[Records]

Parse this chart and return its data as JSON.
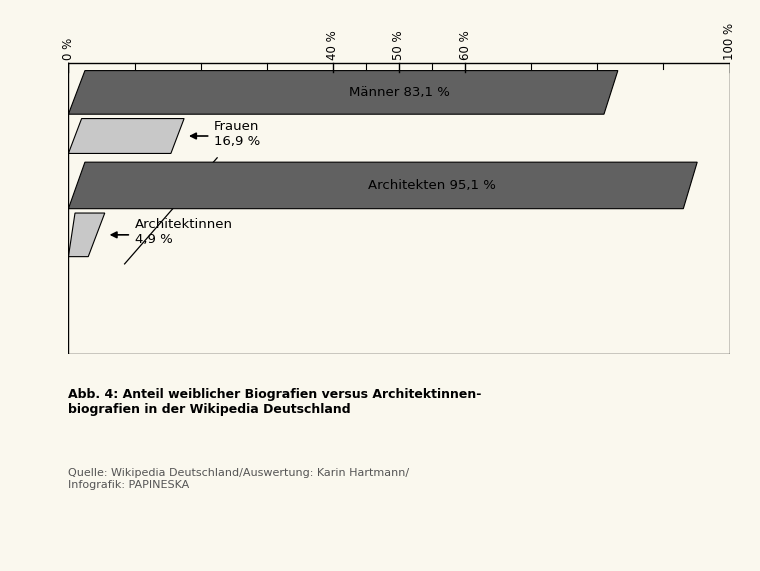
{
  "background_color": "#faf8ee",
  "dark_color": "#616161",
  "light_color": "#c8c8c8",
  "tick_labels": [
    "0 %",
    "40 %",
    "50 %",
    "60 %",
    "100 %"
  ],
  "tick_positions": [
    0,
    40,
    50,
    60,
    100
  ],
  "minor_ticks": [
    10,
    20,
    30,
    45,
    55,
    70,
    80,
    90
  ],
  "maenner_pct": 83.1,
  "frauen_pct": 16.9,
  "architekten_pct": 95.1,
  "architektinnen_pct": 4.9,
  "maenner_label": "Männer 83,1 %",
  "frauen_label": "Frauen\n16,9 %",
  "architekten_label": "Architekten 95,1 %",
  "architektinnen_label": "Architektinnen\n4,9 %",
  "title_bold": "Abb. 4: Anteil weiblicher Biografien versus Architektinnen-\nbiografien in der Wikipedia Deutschland",
  "title_source": "Quelle: Wikipedia Deutschland/Auswertung: Karin Hartmann/\nInfografik: PAPINESKA",
  "fontsize_tick": 8.5,
  "fontsize_label": 9.5,
  "fontsize_title_bold": 9,
  "fontsize_source": 8
}
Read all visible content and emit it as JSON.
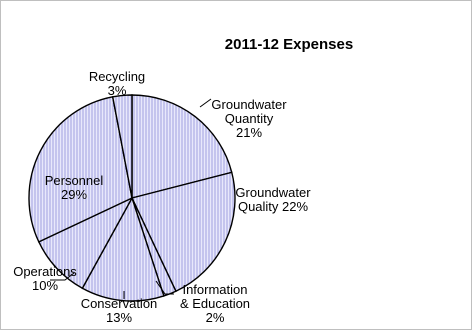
{
  "chart_data": {
    "type": "pie",
    "title": "2011-12 Expenses",
    "slices": [
      {
        "label_lines": [
          "Groundwater",
          "Quantity",
          "21%"
        ],
        "value": 21
      },
      {
        "label_lines": [
          "Groundwater",
          "Quality 22%"
        ],
        "value": 22
      },
      {
        "label_lines": [
          "Information",
          "& Education"
        ],
        "value_text": "2%",
        "value": 2
      },
      {
        "label_lines": [
          "Conservation",
          "13%"
        ],
        "value": 13
      },
      {
        "label_lines": [
          "Operations",
          "10%"
        ],
        "value": 10
      },
      {
        "label_lines": [
          "Personnel",
          "29%"
        ],
        "value": 29
      },
      {
        "label_lines": [
          "Recycling",
          "3%"
        ],
        "value": 3
      }
    ],
    "fill_color": "#e8e8fb",
    "hatch_color": "#8f8fd9",
    "stroke_color": "#000000",
    "legend": "none"
  }
}
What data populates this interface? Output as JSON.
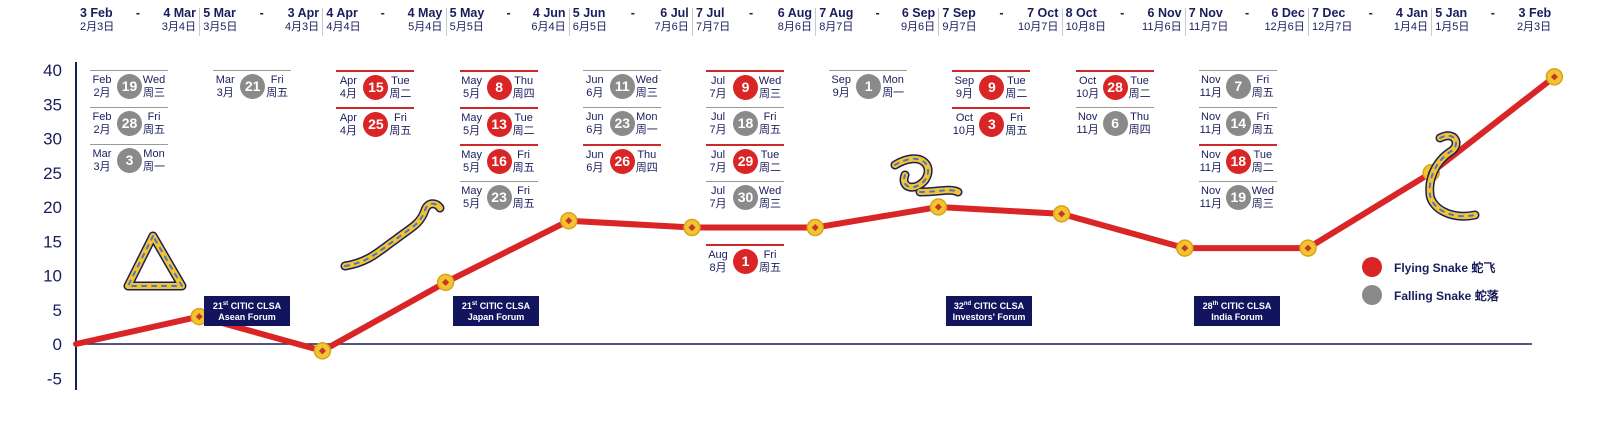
{
  "chart_data": {
    "type": "line",
    "x": [
      "3 Feb",
      "5 Mar",
      "4 Apr",
      "5 May",
      "5 Jun",
      "7 Jul",
      "7 Aug",
      "7 Sep",
      "8 Oct",
      "7 Nov",
      "7 Dec",
      "5 Jan",
      "3 Feb"
    ],
    "series": [
      {
        "values": [
          0,
          4,
          -1,
          9,
          18,
          17,
          17,
          20,
          19,
          14,
          14,
          25,
          39
        ]
      }
    ],
    "ylim": [
      -5,
      40
    ],
    "yticks": [
      -5,
      0,
      5,
      10,
      15,
      20,
      25,
      30,
      35,
      40
    ],
    "grid": false,
    "legend_position": "right",
    "legend": [
      {
        "label": "Flying Snake 蛇飞",
        "color": "#d92525"
      },
      {
        "label": "Falling Snake 蛇落",
        "color": "#8a8a8a"
      }
    ]
  },
  "colors": {
    "line": "#d92525",
    "axis": "#1a1d5c",
    "marker": "#f4c430",
    "forum_bg": "#12155e"
  },
  "periods": [
    {
      "from_en": "3 Feb",
      "to_en": "4 Mar",
      "from_cn": "2月3日",
      "to_cn": "3月4日"
    },
    {
      "from_en": "5 Mar",
      "to_en": "3 Apr",
      "from_cn": "3月5日",
      "to_cn": "4月3日"
    },
    {
      "from_en": "4 Apr",
      "to_en": "4 May",
      "from_cn": "4月4日",
      "to_cn": "5月4日"
    },
    {
      "from_en": "5 May",
      "to_en": "4 Jun",
      "from_cn": "5月5日",
      "to_cn": "6月4日"
    },
    {
      "from_en": "5 Jun",
      "to_en": "6 Jul",
      "from_cn": "6月5日",
      "to_cn": "7月6日"
    },
    {
      "from_en": "7 Jul",
      "to_en": "6 Aug",
      "from_cn": "7月7日",
      "to_cn": "8月6日"
    },
    {
      "from_en": "7 Aug",
      "to_en": "6 Sep",
      "from_cn": "8月7日",
      "to_cn": "9月6日"
    },
    {
      "from_en": "7 Sep",
      "to_en": "7 Oct",
      "from_cn": "9月7日",
      "to_cn": "10月7日"
    },
    {
      "from_en": "8 Oct",
      "to_en": "6 Nov",
      "from_cn": "10月8日",
      "to_cn": "11月6日"
    },
    {
      "from_en": "7 Nov",
      "to_en": "6 Dec",
      "from_cn": "11月7日",
      "to_cn": "12月6日"
    },
    {
      "from_en": "7 Dec",
      "to_en": "4 Jan",
      "from_cn": "12月7日",
      "to_cn": "1月4日"
    },
    {
      "from_en": "5 Jan",
      "to_en": "3 Feb",
      "from_cn": "1月5日",
      "to_cn": "2月3日"
    }
  ],
  "entries": [
    {
      "col": 0,
      "month": "Feb",
      "month_cn": "2月",
      "day": "19",
      "dow": "Wed",
      "dow_cn": "周三",
      "kind": "grey"
    },
    {
      "col": 0,
      "month": "Feb",
      "month_cn": "2月",
      "day": "28",
      "dow": "Fri",
      "dow_cn": "周五",
      "kind": "grey"
    },
    {
      "col": 0,
      "month": "Mar",
      "month_cn": "3月",
      "day": "3",
      "dow": "Mon",
      "dow_cn": "周一",
      "kind": "grey"
    },
    {
      "col": 1,
      "month": "Mar",
      "month_cn": "3月",
      "day": "21",
      "dow": "Fri",
      "dow_cn": "周五",
      "kind": "grey"
    },
    {
      "col": 2,
      "month": "Apr",
      "month_cn": "4月",
      "day": "15",
      "dow": "Tue",
      "dow_cn": "周二",
      "kind": "red"
    },
    {
      "col": 2,
      "month": "Apr",
      "month_cn": "4月",
      "day": "25",
      "dow": "Fri",
      "dow_cn": "周五",
      "kind": "red"
    },
    {
      "col": 3,
      "month": "May",
      "month_cn": "5月",
      "day": "8",
      "dow": "Thu",
      "dow_cn": "周四",
      "kind": "red"
    },
    {
      "col": 3,
      "month": "May",
      "month_cn": "5月",
      "day": "13",
      "dow": "Tue",
      "dow_cn": "周二",
      "kind": "red"
    },
    {
      "col": 3,
      "month": "May",
      "month_cn": "5月",
      "day": "16",
      "dow": "Fri",
      "dow_cn": "周五",
      "kind": "red"
    },
    {
      "col": 3,
      "month": "May",
      "month_cn": "5月",
      "day": "23",
      "dow": "Fri",
      "dow_cn": "周五",
      "kind": "grey"
    },
    {
      "col": 4,
      "month": "Jun",
      "month_cn": "6月",
      "day": "11",
      "dow": "Wed",
      "dow_cn": "周三",
      "kind": "grey"
    },
    {
      "col": 4,
      "month": "Jun",
      "month_cn": "6月",
      "day": "23",
      "dow": "Mon",
      "dow_cn": "周一",
      "kind": "grey"
    },
    {
      "col": 4,
      "month": "Jun",
      "month_cn": "6月",
      "day": "26",
      "dow": "Thu",
      "dow_cn": "周四",
      "kind": "red"
    },
    {
      "col": 5,
      "month": "Jul",
      "month_cn": "7月",
      "day": "9",
      "dow": "Wed",
      "dow_cn": "周三",
      "kind": "red"
    },
    {
      "col": 5,
      "month": "Jul",
      "month_cn": "7月",
      "day": "18",
      "dow": "Fri",
      "dow_cn": "周五",
      "kind": "grey"
    },
    {
      "col": 5,
      "month": "Jul",
      "month_cn": "7月",
      "day": "29",
      "dow": "Tue",
      "dow_cn": "周二",
      "kind": "red"
    },
    {
      "col": 5,
      "month": "Jul",
      "month_cn": "7月",
      "day": "30",
      "dow": "Wed",
      "dow_cn": "周三",
      "kind": "grey"
    },
    {
      "col": 5,
      "month": "Aug",
      "month_cn": "8月",
      "day": "1",
      "dow": "Fri",
      "dow_cn": "周五",
      "kind": "red",
      "below": true
    },
    {
      "col": 6,
      "month": "Sep",
      "month_cn": "9月",
      "day": "1",
      "dow": "Mon",
      "dow_cn": "周一",
      "kind": "grey"
    },
    {
      "col": 7,
      "month": "Sep",
      "month_cn": "9月",
      "day": "9",
      "dow": "Tue",
      "dow_cn": "周二",
      "kind": "red"
    },
    {
      "col": 7,
      "month": "Oct",
      "month_cn": "10月",
      "day": "3",
      "dow": "Fri",
      "dow_cn": "周五",
      "kind": "red"
    },
    {
      "col": 8,
      "month": "Oct",
      "month_cn": "10月",
      "day": "28",
      "dow": "Tue",
      "dow_cn": "周二",
      "kind": "red"
    },
    {
      "col": 8,
      "month": "Nov",
      "month_cn": "11月",
      "day": "6",
      "dow": "Thu",
      "dow_cn": "周四",
      "kind": "grey"
    },
    {
      "col": 9,
      "month": "Nov",
      "month_cn": "11月",
      "day": "7",
      "dow": "Fri",
      "dow_cn": "周五",
      "kind": "grey"
    },
    {
      "col": 9,
      "month": "Nov",
      "month_cn": "11月",
      "day": "14",
      "dow": "Fri",
      "dow_cn": "周五",
      "kind": "grey"
    },
    {
      "col": 9,
      "month": "Nov",
      "month_cn": "11月",
      "day": "18",
      "dow": "Tue",
      "dow_cn": "周二",
      "kind": "red"
    },
    {
      "col": 9,
      "month": "Nov",
      "month_cn": "11月",
      "day": "19",
      "dow": "Wed",
      "dow_cn": "周三",
      "kind": "grey"
    }
  ],
  "forums": [
    {
      "num": "21",
      "sup": "st",
      "line1": "CITIC CLSA",
      "line2": "Asean Forum"
    },
    {
      "num": "21",
      "sup": "st",
      "line1": "CITIC CLSA",
      "line2": "Japan Forum"
    },
    {
      "num": "32",
      "sup": "nd",
      "line1": "CITIC CLSA",
      "line2": "Investors' Forum"
    },
    {
      "num": "28",
      "sup": "th",
      "line1": "CITIC CLSA",
      "line2": "India Forum"
    }
  ]
}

[Stated task]
Identify the lines above that contain the word "Wikipedia", then copy them.

[Response to this task]
  "title_bold": "Abb. 4: Anteil weiblicher Biografien versus Architektinnen-\nbiografien in der Wikipedia Deutschland",
  "title_source": "Quelle: Wikipedia Deutschland/Auswertung: Karin Hartmann/\nInfografik: PAPINESKA",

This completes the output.